WRITTEN TASK
Go through the data below. List every line that holds the word "NaOH".

RECORDS SHOWN
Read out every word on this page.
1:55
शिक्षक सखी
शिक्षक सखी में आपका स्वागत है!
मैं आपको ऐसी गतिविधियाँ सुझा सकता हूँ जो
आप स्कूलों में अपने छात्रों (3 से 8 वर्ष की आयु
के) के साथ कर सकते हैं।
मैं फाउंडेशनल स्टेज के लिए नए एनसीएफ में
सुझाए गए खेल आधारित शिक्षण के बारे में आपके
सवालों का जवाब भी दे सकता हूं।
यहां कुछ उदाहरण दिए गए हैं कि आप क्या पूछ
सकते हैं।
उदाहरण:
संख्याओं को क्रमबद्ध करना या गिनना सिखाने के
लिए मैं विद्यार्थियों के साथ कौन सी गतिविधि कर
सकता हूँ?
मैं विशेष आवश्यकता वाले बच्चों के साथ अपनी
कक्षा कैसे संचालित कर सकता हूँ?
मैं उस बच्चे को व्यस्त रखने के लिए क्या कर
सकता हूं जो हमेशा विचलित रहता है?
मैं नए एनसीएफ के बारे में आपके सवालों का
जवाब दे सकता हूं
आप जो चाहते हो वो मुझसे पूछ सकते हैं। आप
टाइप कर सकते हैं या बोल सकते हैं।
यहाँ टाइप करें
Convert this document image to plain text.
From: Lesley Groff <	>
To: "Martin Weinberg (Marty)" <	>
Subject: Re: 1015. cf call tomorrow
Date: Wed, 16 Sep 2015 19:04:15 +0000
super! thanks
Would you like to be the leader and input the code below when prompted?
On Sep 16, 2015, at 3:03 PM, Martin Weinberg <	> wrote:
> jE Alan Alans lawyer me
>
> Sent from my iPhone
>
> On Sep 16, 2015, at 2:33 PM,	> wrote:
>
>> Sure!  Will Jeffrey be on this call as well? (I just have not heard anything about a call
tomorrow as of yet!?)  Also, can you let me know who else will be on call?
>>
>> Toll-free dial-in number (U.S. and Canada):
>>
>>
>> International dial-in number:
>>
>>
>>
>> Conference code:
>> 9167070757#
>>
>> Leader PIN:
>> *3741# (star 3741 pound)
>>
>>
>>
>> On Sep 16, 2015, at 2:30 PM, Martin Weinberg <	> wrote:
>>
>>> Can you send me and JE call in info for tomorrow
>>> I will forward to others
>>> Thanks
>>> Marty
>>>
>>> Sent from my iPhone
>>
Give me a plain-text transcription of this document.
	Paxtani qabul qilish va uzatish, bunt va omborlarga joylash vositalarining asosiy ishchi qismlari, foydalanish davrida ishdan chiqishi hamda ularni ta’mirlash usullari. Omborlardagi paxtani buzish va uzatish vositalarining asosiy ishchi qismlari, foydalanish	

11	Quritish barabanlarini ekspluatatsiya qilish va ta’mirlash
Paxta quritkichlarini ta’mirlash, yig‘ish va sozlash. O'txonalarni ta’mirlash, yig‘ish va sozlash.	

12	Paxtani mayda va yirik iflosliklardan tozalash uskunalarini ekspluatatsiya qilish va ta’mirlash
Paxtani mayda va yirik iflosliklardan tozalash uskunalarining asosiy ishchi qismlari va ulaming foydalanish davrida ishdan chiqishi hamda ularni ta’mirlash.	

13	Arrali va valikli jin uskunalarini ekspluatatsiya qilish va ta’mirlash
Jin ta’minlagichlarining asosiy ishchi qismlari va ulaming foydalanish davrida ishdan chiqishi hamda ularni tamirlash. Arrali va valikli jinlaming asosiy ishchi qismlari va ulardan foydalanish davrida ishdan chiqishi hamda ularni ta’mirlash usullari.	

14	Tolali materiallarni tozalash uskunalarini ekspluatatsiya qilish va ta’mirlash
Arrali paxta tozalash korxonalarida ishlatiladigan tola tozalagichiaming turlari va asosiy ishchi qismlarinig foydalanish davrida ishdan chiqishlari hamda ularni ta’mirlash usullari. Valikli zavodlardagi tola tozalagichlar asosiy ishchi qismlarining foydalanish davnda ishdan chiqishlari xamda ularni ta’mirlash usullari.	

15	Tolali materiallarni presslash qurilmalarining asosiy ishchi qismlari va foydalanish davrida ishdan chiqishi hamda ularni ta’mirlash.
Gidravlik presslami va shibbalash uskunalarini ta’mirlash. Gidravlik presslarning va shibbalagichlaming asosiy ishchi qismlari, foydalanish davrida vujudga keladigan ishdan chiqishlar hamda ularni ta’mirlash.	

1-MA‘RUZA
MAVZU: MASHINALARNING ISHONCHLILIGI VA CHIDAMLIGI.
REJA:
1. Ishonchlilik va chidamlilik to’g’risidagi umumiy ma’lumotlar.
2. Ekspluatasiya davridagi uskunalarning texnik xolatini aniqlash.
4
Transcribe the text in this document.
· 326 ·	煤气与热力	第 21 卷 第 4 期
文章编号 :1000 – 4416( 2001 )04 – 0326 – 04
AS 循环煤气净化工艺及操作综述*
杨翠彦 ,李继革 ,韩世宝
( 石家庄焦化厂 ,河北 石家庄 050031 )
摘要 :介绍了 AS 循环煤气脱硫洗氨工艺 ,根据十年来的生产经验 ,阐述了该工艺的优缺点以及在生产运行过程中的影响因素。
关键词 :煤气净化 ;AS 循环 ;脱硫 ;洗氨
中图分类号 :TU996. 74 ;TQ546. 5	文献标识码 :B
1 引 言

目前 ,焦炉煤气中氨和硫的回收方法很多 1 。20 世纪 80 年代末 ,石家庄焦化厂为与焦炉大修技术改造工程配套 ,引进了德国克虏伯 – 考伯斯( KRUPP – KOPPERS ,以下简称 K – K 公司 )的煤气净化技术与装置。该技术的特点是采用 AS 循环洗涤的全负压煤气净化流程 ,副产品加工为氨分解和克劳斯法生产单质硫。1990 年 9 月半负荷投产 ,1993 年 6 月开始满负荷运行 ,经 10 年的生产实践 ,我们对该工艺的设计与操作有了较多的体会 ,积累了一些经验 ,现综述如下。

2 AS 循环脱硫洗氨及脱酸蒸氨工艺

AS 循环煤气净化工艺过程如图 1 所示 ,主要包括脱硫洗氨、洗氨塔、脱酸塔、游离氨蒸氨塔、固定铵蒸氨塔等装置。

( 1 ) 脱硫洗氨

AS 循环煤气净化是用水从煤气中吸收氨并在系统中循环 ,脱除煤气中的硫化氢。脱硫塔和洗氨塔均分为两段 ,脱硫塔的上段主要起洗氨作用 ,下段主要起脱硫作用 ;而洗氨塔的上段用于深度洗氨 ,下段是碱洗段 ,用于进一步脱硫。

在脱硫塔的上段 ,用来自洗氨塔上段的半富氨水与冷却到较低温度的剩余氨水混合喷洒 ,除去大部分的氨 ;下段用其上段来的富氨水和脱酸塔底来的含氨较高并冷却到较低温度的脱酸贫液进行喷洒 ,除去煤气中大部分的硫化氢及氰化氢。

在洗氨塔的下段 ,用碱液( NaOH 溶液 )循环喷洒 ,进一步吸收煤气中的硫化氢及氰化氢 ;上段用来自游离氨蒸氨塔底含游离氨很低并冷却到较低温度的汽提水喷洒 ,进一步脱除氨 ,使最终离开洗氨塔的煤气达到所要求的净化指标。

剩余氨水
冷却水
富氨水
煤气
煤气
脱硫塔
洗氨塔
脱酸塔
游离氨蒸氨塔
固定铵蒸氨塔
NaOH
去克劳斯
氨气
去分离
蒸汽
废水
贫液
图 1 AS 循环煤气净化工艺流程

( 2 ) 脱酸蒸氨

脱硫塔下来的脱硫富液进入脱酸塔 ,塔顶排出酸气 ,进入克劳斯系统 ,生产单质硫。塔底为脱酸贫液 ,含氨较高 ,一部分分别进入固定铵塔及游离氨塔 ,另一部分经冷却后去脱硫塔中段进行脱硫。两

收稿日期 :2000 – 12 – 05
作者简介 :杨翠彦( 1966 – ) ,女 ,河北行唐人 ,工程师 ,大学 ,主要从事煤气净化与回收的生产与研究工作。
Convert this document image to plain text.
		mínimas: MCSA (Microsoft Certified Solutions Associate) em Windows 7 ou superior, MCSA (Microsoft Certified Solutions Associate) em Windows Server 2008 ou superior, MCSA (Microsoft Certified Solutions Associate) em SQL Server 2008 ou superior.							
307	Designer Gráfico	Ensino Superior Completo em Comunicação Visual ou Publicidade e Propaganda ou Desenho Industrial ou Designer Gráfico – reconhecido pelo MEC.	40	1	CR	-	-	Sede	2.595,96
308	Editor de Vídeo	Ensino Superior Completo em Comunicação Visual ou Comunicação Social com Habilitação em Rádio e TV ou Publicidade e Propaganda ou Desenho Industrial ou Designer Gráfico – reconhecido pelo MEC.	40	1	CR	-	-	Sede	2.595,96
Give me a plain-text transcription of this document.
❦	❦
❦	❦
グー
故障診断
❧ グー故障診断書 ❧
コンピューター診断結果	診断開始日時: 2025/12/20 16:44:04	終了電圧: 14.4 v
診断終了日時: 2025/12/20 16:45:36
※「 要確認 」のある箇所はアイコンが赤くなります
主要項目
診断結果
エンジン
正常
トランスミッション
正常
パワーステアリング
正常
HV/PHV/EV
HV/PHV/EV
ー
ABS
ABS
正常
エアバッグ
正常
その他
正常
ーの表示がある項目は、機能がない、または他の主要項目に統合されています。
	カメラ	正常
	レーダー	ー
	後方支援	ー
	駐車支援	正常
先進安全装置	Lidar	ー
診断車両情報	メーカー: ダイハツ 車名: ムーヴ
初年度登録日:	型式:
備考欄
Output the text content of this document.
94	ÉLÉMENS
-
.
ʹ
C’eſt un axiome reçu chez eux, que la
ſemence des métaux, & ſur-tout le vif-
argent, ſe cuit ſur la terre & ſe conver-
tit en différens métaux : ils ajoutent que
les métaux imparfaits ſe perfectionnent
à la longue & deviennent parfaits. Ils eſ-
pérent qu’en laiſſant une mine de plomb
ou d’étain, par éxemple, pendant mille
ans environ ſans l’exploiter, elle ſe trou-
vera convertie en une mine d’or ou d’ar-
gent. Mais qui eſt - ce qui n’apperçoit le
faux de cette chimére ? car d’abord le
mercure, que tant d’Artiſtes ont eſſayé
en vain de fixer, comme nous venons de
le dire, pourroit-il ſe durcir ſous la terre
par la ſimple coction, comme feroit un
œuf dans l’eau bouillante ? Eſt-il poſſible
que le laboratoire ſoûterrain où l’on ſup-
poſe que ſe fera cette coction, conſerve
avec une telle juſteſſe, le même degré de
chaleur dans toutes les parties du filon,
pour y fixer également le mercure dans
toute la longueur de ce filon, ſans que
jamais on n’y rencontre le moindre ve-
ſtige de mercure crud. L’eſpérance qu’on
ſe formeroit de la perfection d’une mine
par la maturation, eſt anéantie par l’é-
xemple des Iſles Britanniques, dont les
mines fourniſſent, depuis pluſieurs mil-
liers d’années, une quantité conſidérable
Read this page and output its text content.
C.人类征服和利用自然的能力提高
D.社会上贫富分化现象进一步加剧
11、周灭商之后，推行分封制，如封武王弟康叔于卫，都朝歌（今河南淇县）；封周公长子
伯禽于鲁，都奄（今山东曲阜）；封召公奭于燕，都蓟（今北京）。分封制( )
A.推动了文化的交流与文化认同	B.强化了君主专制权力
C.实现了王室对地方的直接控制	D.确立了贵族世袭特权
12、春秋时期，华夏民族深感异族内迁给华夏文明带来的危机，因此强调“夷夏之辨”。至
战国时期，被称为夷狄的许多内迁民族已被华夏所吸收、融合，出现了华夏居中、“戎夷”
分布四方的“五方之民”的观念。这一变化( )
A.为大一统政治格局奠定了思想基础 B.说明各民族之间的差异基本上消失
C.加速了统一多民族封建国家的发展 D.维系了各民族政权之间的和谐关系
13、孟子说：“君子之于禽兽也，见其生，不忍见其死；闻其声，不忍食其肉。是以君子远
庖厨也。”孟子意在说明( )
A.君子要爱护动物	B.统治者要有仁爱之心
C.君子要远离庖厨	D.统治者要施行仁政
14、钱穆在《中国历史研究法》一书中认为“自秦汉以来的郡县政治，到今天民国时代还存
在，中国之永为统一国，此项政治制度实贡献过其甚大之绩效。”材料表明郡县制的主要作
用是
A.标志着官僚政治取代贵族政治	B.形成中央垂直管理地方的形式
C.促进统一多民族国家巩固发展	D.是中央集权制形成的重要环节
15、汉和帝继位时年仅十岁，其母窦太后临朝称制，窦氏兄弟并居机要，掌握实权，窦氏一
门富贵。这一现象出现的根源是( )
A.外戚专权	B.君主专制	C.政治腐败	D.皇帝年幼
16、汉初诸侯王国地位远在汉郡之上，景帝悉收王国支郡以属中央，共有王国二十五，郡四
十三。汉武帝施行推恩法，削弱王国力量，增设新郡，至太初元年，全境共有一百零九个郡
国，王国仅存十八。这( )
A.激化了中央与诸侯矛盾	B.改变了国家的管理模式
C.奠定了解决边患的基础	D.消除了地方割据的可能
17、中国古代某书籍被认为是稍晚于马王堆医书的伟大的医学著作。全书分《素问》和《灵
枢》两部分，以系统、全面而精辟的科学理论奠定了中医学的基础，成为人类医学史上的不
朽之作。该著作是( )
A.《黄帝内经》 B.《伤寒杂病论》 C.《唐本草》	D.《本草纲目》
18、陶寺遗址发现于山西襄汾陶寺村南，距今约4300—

FULL ANSWER
在洗氨塔的下段 ,用碱液( NaOH 溶液 )循环喷洒 ,进一步吸收煤气中的硫化氢及氰化氢 ;上段用来自游离氨蒸氨塔底含游离氨很低并冷却到较低温度的汽提水喷洒 ,进一步脱除氨 ,使最终离开洗氨塔的煤气达到所要求的净化指标。
NaOH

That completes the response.